» **Problem to work on**:
Find every line in the records below that holds the word "بعدی" and copy it.

» **Task input**:
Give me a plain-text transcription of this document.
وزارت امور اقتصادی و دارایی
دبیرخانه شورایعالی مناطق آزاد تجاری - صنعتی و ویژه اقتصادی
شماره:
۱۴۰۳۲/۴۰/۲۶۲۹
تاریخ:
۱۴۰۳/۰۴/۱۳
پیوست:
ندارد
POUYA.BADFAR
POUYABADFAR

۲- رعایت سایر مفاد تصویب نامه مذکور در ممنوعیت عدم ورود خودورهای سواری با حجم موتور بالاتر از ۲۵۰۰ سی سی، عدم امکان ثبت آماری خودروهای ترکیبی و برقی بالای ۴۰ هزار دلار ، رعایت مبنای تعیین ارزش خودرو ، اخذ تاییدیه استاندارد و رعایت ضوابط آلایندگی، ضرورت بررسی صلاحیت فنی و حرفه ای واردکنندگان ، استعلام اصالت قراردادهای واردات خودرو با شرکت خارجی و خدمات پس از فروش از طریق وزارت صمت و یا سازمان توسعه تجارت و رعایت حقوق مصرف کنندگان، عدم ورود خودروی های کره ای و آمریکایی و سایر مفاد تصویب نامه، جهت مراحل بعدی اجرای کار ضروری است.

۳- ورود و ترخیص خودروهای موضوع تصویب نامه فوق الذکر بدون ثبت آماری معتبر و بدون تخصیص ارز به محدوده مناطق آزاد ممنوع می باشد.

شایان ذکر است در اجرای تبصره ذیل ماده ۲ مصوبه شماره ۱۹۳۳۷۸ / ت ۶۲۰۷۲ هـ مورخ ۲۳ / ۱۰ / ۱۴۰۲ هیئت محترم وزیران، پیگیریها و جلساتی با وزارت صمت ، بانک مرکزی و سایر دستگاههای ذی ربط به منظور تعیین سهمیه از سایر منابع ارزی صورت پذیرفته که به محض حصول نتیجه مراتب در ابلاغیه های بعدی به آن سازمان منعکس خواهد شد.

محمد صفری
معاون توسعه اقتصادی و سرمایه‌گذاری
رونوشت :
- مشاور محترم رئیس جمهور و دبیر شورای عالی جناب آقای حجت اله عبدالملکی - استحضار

» **Output of the task**:
۲- رعایت سایر مفاد تصویب نامه مذکور در ممنوعیت عدم ورود خودورهای سواری با حجم موتور بالاتر از ۲۵۰۰ سی سی، عدم امکان ثبت آماری خودروهای ترکیبی و برقی بالای ۴۰ هزار دلار ، رعایت مبنای تعیین ارزش خودرو ، اخذ تاییدیه استاندارد و رعایت ضوابط آلایندگی، ضرورت بررسی صلاحیت فنی و حرفه ای واردکنندگان ، استعلام اصالت قراردادهای واردات خودرو با شرکت خارجی و خدمات پس از فروش از طریق وزارت صمت و یا سازمان توسعه تجارت و رعایت حقوق مصرف کنندگان، عدم ورود خودروی های کره ای و آمریکایی و سایر مفاد تصویب نامه، جهت مراحل بعدی اجرای کار ضروری است.
شایان ذکر است در اجرای تبصره ذیل ماده ۲ مصوبه شماره ۱۹۳۳۷۸ / ت ۶۲۰۷۲ هـ مورخ ۲۳ / ۱۰ / ۱۴۰۲ هیئت محترم وزیران، پیگیریها و جلساتی با وزارت صمت ، بانک مرکزی و سایر دستگاههای ذی ربط به منظور تعیین سهمیه از سایر منابع ارزی صورت پذیرفته که به محض حصول نتیجه مراتب در ابلاغیه های بعدی به آن سازمان منعکس خواهد شد.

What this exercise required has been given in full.